## WORK TO COMPLETE:
Your answer should be a single number: the count of lines that include "围绕加工建市场".

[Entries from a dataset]

------------------------------------

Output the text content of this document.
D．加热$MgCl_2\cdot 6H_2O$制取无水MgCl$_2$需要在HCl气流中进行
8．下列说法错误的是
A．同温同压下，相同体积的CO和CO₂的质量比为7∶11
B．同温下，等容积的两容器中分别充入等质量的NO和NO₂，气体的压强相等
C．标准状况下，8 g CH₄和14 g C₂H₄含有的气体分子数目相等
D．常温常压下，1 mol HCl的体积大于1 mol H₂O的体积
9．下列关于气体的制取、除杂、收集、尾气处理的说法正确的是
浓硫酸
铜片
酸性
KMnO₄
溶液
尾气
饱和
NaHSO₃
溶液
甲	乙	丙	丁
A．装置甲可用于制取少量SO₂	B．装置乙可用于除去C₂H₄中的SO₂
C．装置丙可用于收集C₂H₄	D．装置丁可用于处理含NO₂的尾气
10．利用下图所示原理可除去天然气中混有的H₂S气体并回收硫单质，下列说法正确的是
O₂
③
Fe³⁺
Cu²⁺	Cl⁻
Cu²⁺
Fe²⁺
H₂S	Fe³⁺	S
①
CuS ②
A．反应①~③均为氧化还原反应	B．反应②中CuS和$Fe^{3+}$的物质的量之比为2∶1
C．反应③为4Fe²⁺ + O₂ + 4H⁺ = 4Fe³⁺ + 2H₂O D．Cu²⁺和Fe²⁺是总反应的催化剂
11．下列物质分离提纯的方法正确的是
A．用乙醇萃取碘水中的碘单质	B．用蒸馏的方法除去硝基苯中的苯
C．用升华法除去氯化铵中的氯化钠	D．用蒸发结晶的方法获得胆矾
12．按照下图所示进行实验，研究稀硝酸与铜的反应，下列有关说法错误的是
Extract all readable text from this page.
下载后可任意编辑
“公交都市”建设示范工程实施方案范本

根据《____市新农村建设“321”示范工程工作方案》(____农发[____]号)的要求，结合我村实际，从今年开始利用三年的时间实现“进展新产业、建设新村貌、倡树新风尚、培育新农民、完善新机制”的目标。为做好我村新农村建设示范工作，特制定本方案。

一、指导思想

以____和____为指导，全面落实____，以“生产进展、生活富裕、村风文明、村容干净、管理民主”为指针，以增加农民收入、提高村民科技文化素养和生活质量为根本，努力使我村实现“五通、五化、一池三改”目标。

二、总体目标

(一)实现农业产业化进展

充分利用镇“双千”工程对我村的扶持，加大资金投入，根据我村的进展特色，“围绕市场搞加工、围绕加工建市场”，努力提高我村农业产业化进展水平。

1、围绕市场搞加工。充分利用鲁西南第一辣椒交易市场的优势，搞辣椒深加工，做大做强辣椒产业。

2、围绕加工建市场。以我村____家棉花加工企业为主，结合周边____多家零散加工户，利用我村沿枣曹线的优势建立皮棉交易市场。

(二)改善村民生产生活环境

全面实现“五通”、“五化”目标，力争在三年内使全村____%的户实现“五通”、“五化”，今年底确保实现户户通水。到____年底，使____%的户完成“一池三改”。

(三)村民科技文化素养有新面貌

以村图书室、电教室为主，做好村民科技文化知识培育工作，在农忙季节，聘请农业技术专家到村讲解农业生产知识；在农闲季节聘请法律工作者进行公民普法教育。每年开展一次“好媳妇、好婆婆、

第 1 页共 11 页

------------------------------------

## FINAL ANSWER:
2